## Required work
Scan the material below for lines with the word "structure" and report how many there are, with nothing added.

## Provided information
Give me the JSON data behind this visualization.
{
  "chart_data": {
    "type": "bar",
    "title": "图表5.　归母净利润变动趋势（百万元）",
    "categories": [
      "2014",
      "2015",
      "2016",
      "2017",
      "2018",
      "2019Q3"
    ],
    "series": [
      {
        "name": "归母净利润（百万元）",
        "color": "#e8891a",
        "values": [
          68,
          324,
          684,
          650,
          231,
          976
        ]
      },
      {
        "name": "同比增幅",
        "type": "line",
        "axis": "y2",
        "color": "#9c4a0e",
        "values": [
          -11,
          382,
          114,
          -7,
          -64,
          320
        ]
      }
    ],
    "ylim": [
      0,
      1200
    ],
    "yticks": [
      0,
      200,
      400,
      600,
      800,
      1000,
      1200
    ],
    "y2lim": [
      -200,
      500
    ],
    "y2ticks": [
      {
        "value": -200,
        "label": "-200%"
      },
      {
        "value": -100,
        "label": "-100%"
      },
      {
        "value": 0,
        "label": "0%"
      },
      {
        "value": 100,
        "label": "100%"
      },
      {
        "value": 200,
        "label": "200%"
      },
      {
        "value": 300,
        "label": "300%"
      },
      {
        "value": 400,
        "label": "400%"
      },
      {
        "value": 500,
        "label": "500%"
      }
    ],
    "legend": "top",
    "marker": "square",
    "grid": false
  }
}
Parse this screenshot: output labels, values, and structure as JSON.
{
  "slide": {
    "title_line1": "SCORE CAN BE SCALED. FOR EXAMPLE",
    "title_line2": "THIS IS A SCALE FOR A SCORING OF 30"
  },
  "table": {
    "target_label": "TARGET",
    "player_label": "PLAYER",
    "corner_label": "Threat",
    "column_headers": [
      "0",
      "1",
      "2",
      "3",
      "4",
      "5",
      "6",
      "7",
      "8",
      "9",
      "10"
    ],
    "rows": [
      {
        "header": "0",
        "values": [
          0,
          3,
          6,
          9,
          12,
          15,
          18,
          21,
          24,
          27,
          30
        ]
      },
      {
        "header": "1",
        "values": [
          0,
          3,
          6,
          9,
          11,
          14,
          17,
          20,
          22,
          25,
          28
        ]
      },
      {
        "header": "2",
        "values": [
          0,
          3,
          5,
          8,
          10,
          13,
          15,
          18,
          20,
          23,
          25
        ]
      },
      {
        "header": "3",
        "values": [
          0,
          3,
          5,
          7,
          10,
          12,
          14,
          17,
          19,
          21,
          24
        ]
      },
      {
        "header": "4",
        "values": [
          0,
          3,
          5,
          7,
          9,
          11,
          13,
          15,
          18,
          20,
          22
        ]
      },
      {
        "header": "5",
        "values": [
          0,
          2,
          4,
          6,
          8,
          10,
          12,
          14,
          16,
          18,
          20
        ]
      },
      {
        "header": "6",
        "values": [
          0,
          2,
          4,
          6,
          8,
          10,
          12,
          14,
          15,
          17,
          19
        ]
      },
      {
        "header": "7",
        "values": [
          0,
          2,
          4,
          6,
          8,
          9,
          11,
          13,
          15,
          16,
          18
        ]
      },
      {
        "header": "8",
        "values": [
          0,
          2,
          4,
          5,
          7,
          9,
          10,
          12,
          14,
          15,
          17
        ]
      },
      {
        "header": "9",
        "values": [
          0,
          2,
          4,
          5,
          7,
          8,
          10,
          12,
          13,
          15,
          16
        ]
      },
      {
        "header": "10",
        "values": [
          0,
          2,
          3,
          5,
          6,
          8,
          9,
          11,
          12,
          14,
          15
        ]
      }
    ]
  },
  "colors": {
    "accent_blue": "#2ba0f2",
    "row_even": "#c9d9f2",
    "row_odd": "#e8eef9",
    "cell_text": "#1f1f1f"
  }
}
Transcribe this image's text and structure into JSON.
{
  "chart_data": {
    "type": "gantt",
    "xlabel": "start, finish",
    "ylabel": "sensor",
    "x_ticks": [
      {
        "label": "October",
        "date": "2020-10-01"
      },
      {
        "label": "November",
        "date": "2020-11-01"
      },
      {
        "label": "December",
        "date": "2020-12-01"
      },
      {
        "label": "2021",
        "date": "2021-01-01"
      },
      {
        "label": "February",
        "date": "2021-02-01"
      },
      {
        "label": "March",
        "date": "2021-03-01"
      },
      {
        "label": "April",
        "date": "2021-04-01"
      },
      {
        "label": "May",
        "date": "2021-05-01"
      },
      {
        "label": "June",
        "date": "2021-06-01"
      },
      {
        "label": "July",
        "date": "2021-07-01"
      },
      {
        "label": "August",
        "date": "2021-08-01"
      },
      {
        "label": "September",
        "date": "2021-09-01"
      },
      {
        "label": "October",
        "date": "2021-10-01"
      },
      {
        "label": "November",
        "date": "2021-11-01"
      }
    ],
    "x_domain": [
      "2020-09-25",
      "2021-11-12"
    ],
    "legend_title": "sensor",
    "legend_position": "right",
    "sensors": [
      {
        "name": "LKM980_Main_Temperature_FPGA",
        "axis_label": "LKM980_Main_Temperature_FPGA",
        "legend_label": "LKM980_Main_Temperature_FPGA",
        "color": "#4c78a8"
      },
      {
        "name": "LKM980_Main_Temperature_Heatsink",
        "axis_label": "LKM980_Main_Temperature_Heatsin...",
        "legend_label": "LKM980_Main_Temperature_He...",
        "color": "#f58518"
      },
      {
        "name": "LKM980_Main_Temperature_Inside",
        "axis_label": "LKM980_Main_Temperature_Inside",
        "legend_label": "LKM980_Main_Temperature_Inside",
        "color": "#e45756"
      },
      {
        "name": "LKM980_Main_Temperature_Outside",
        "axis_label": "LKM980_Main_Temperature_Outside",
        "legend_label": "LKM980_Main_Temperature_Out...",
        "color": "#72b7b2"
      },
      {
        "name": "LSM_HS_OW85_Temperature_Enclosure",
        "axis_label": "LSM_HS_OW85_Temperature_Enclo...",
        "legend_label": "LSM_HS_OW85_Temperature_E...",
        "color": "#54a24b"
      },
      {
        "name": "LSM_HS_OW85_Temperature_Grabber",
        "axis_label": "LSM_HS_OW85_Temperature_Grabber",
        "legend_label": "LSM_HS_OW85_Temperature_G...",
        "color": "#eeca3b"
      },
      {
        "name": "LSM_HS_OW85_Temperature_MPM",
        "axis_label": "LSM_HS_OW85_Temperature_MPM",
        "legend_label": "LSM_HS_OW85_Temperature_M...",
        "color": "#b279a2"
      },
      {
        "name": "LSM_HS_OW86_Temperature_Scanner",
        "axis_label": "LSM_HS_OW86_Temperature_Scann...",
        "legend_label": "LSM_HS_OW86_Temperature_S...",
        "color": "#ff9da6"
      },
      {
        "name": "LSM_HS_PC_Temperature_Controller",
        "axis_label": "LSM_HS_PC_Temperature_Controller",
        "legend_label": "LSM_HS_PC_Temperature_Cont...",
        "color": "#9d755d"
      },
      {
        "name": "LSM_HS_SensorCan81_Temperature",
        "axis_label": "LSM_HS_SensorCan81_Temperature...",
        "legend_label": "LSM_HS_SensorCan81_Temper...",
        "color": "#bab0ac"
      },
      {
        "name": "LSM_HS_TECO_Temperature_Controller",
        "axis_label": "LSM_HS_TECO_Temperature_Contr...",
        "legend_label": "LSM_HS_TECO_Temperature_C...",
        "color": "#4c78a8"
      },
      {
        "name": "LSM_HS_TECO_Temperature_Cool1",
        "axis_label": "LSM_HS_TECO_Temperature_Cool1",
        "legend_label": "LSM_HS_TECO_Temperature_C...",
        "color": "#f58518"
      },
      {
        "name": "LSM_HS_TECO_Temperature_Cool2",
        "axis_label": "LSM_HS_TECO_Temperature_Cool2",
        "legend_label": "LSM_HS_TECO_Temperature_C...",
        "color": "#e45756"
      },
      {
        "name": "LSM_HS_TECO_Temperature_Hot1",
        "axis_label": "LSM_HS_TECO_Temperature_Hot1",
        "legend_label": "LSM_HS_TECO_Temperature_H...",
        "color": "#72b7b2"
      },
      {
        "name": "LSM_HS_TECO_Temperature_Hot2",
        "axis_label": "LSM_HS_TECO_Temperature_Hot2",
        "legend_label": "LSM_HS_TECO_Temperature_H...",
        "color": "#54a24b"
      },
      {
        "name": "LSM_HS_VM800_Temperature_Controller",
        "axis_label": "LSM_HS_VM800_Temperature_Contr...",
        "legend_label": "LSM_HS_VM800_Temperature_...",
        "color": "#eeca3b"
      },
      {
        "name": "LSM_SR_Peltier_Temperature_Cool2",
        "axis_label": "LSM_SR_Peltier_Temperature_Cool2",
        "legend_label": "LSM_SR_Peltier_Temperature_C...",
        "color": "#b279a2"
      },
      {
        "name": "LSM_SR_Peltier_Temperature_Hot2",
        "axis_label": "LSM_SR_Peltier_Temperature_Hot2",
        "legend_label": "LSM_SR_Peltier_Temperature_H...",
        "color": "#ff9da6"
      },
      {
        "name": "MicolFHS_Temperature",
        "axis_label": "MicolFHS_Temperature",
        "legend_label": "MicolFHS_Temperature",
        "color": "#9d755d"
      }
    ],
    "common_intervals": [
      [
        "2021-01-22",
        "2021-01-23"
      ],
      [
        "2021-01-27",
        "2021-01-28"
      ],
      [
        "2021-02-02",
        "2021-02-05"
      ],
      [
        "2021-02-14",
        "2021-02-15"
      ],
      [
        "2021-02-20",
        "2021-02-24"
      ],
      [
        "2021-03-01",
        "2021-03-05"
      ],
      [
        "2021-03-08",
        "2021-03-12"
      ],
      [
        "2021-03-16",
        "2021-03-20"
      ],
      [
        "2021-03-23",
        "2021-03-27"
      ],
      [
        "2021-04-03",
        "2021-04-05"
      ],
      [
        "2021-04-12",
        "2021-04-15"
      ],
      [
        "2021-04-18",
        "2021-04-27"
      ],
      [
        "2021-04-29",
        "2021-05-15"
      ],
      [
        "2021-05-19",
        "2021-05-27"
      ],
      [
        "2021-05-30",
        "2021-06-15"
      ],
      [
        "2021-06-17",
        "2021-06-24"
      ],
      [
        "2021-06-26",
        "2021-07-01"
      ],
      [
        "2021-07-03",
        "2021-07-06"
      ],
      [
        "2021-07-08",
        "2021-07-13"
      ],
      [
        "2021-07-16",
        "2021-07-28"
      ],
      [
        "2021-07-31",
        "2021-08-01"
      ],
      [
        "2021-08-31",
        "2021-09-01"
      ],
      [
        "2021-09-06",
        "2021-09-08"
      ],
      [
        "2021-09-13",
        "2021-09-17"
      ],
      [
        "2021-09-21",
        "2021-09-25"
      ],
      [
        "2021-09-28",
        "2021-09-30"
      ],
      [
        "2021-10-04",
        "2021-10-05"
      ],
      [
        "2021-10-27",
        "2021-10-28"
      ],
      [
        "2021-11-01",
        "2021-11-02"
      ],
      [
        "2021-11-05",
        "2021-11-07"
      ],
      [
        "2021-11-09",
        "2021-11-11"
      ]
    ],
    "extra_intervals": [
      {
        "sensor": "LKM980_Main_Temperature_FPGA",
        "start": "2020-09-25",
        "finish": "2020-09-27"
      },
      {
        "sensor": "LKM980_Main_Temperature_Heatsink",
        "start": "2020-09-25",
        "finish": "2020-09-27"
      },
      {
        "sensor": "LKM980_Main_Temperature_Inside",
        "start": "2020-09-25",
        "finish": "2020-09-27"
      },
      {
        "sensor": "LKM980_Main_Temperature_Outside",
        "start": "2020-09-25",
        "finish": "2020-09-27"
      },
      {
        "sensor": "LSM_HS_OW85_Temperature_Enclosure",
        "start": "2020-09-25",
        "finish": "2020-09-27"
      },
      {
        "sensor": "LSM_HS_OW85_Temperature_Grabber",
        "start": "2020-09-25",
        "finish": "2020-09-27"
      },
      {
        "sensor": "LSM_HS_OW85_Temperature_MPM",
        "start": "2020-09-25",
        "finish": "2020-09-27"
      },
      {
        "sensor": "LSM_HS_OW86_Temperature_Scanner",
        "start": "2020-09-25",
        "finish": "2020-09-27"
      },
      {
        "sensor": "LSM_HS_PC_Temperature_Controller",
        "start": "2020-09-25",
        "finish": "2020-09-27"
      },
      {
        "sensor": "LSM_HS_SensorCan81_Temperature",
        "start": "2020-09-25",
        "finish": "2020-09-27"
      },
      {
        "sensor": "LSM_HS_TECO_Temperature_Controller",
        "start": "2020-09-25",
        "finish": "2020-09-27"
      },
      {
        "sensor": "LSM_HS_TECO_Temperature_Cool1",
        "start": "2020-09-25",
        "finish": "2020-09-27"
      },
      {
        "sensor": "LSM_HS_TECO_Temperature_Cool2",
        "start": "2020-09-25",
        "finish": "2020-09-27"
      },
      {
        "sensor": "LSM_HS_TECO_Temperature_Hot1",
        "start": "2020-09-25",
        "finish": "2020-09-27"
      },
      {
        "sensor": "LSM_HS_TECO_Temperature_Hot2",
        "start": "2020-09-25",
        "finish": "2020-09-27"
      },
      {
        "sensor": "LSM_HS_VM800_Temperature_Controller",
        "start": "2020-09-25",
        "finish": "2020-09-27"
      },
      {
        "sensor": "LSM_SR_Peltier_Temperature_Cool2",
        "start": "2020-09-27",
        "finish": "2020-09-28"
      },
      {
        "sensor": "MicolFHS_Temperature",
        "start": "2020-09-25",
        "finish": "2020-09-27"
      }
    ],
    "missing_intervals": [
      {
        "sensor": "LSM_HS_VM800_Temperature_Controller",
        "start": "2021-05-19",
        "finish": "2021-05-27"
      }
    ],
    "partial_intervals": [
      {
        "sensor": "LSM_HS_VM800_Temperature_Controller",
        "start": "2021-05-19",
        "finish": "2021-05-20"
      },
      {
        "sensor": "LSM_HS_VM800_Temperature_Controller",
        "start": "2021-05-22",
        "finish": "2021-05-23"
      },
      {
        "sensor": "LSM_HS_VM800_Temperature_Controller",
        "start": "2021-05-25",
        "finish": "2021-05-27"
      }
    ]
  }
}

## Reply to the task
2